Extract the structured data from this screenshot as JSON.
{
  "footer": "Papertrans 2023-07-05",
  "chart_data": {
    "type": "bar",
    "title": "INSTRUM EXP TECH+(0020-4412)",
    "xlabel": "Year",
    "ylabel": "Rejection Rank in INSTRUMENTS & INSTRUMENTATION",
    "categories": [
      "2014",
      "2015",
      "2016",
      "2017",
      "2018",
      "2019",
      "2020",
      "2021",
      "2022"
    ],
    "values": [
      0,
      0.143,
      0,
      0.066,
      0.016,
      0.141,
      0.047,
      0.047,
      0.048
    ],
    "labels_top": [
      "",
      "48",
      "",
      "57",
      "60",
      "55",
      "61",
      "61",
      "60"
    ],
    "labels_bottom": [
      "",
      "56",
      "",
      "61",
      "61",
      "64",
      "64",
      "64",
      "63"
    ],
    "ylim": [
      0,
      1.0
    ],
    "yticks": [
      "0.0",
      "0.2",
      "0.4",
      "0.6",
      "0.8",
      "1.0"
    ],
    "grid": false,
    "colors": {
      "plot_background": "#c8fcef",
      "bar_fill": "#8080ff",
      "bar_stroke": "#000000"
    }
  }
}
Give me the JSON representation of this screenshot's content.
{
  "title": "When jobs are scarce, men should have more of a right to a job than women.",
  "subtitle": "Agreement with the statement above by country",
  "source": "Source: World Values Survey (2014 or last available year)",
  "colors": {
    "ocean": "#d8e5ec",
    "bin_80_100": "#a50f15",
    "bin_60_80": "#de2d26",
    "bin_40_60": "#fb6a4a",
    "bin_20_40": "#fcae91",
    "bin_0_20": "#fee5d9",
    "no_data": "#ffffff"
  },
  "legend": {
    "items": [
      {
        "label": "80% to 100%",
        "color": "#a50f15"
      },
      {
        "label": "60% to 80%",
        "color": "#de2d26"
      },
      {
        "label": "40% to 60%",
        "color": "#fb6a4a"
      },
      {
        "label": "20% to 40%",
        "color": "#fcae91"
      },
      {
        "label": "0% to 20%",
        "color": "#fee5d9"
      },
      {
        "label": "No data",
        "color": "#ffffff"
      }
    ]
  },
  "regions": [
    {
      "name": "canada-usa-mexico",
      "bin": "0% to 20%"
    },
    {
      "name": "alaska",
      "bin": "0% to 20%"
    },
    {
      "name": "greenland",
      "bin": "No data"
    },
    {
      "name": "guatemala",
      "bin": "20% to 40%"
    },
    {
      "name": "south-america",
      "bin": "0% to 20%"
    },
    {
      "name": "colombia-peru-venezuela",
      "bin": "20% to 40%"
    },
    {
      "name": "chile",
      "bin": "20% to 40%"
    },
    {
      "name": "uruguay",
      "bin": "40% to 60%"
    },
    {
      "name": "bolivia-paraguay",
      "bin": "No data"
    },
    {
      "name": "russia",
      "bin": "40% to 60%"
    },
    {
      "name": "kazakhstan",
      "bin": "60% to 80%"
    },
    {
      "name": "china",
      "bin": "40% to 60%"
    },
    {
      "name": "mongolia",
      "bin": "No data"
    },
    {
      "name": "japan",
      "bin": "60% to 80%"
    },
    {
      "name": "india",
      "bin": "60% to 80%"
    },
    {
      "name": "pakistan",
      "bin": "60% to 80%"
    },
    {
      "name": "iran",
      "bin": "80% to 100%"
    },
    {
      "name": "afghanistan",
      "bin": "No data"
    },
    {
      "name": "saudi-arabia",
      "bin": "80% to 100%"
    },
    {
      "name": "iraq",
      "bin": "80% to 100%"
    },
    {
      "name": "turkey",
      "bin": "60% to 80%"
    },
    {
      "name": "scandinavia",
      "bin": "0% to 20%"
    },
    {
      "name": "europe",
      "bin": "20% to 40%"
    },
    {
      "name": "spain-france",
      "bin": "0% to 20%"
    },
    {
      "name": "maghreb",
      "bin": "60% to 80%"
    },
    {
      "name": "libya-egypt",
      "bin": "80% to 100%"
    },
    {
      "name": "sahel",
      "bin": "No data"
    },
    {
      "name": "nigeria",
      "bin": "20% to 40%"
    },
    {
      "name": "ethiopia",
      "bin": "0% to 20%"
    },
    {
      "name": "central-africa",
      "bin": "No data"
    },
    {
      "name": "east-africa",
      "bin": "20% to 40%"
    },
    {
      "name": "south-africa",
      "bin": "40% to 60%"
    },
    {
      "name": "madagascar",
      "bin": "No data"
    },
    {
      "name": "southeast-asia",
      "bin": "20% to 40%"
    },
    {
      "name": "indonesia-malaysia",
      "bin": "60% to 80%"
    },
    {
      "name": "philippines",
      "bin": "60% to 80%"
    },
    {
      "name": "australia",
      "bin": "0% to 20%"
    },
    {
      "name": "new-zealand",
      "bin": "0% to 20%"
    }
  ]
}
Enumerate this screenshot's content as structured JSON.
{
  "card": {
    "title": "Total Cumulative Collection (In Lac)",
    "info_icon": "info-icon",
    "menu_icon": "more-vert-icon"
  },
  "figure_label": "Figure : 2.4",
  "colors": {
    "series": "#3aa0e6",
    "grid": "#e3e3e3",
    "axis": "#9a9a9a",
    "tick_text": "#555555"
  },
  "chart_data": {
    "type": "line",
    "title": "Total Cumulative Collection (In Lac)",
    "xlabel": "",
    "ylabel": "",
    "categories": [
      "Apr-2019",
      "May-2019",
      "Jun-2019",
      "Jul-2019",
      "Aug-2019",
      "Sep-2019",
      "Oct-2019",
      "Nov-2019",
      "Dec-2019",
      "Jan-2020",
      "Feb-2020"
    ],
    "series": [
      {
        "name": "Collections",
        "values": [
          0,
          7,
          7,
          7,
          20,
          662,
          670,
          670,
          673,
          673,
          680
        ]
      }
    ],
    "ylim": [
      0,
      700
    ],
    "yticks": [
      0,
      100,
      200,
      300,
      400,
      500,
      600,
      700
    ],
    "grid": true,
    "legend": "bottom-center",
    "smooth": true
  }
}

**Problem requirements:**
Return the full listing, character for character.

**Response for this exercise:**
Extract the structured data from this screenshot as JSON.
{
  "footer": "Papertrans 2023-07-05",
  "chart_data": {
    "type": "bar",
    "title": "INSTRUM EXP TECH+(0020-4412)",
    "xlabel": "Year",
    "ylabel": "Rejection Rank in INSTRUMENTS & INSTRUMENTATION",
    "categories": [
      "2014",
      "2015",
      "2016",
      "2017",
      "2018",
      "2019",
      "2020",
      "2021",
      "2022"
    ],
    "values": [
      0,
      0.143,
      0,
      0.066,
      0.016,
      0.141,
      0.047,
      0.047,
      0.048
    ],
    "labels_top": [
      "",
      "48",
      "",
      "57",
      "60",
      "55",
      "61",
      "61",
      "60"
    ],
    "labels_bottom": [
      "",
      "56",
      "",
      "61",
      "61",
      "64",
      "64",
      "64",
      "63"
    ],
    "ylim": [
      0,
      1.0
    ],
    "yticks": [
      "0.0",
      "0.2",
      "0.4",
      "0.6",
      "0.8",
      "1.0"
    ],
    "grid": false,
    "colors": {
      "plot_background": "#c8fcef",
      "bar_fill": "#8080ff",
      "bar_stroke": "#000000"
    }
  }
}
Give me the JSON representation of this screenshot's content.
{
  "title": "When jobs are scarce, men should have more of a right to a job than women.",
  "subtitle": "Agreement with the statement above by country",
  "source": "Source: World Values Survey (2014 or last available year)",
  "colors": {
    "ocean": "#d8e5ec",
    "bin_80_100": "#a50f15",
    "bin_60_80": "#de2d26",
    "bin_40_60": "#fb6a4a",
    "bin_20_40": "#fcae91",
    "bin_0_20": "#fee5d9",
    "no_data": "#ffffff"
  },
  "legend": {
    "items": [
      {
        "label": "80% to 100%",
        "color": "#a50f15"
      },
      {
        "label": "60% to 80%",
        "color": "#de2d26"
      },
      {
        "label": "40% to 60%",
        "color": "#fb6a4a"
      },
      {
        "label": "20% to 40%",
        "color": "#fcae91"
      },
      {
        "label": "0% to 20%",
        "color": "#fee5d9"
      },
      {
        "label": "No data",
        "color": "#ffffff"
      }
    ]
  },
  "regions": [
    {
      "name": "canada-usa-mexico",
      "bin": "0% to 20%"
    },
    {
      "name": "alaska",
      "bin": "0% to 20%"
    },
    {
      "name": "greenland",
      "bin": "No data"
    },
    {
      "name": "guatemala",
      "bin": "20% to 40%"
    },
    {
      "name": "south-america",
      "bin": "0% to 20%"
    },
    {
      "name": "colombia-peru-venezuela",
      "bin": "20% to 40%"
    },
    {
      "name": "chile",
      "bin": "20% to 40%"
    },
    {
      "name": "uruguay",
      "bin": "40% to 60%"
    },
    {
      "name": "bolivia-paraguay",
      "bin": "No data"
    },
    {
      "name": "russia",
      "bin": "40% to 60%"
    },
    {
      "name": "kazakhstan",
      "bin": "60% to 80%"
    },
    {
      "name": "china",
      "bin": "40% to 60%"
    },
    {
      "name": "mongolia",
      "bin": "No data"
    },
    {
      "name": "japan",
      "bin": "60% to 80%"
    },
    {
      "name": "india",
      "bin": "60% to 80%"
    },
    {
      "name": "pakistan",
      "bin": "60% to 80%"
    },
    {
      "name": "iran",
      "bin": "80% to 100%"
    },
    {
      "name": "afghanistan",
      "bin": "No data"
    },
    {
      "name": "saudi-arabia",
      "bin": "80% to 100%"
    },
    {
      "name": "iraq",
      "bin": "80% to 100%"
    },
    {
      "name": "turkey",
      "bin": "60% to 80%"
    },
    {
      "name": "scandinavia",
      "bin": "0% to 20%"
    },
    {
      "name": "europe",
      "bin": "20% to 40%"
    },
    {
      "name": "spain-france",
      "bin": "0% to 20%"
    },
    {
      "name": "maghreb",
      "bin": "60% to 80%"
    },
    {
      "name": "libya-egypt",
      "bin": "80% to 100%"
    },
    {
      "name": "sahel",
      "bin": "No data"
    },
    {
      "name": "nigeria",
      "bin": "20% to 40%"
    },
    {
      "name": "ethiopia",
      "bin": "0% to 20%"
    },
    {
      "name": "central-africa",
      "bin": "No data"
    },
    {
      "name": "east-africa",
      "bin": "20% to 40%"
    },
    {
      "name": "south-africa",
      "bin": "40% to 60%"
    },
    {
      "name": "madagascar",
      "bin": "No data"
    },
    {
      "name": "southeast-asia",
      "bin": "20% to 40%"
    },
    {
      "name": "indonesia-malaysia",
      "bin": "60% to 80%"
    },
    {
      "name": "philippines",
      "bin": "60% to 80%"
    },
    {
      "name": "australia",
      "bin": "0% to 20%"
    },
    {
      "name": "new-zealand",
      "bin": "0% to 20%"
    }
  ]
}
Enumerate this screenshot's content as structured JSON.
{
  "card": {
    "title": "Total Cumulative Collection (In Lac)",
    "info_icon": "info-icon",
    "menu_icon": "more-vert-icon"
  },
  "figure_label": "Figure : 2.4",
  "colors": {
    "series": "#3aa0e6",
    "grid": "#e3e3e3",
    "axis": "#9a9a9a",
    "tick_text": "#555555"
  },
  "chart_data": {
    "type": "line",
    "title": "Total Cumulative Collection (In Lac)",
    "xlabel": "",
    "ylabel": "",
    "categories": [
      "Apr-2019",
      "May-2019",
      "Jun-2019",
      "Jul-2019",
      "Aug-2019",
      "Sep-2019",
      "Oct-2019",
      "Nov-2019",
      "Dec-2019",
      "Jan-2020",
      "Feb-2020"
    ],
    "series": [
      {
        "name": "Collections",
        "values": [
          0,
          7,
          7,
          7,
          20,
          662,
          670,
          670,
          673,
          673,
          680
        ]
      }
    ],
    "ylim": [
      0,
      700
    ],
    "yticks": [
      0,
      100,
      200,
      300,
      400,
      500,
      600,
      700
    ],
    "grid": true,
    "legend": "bottom-center",
    "smooth": true
  }
}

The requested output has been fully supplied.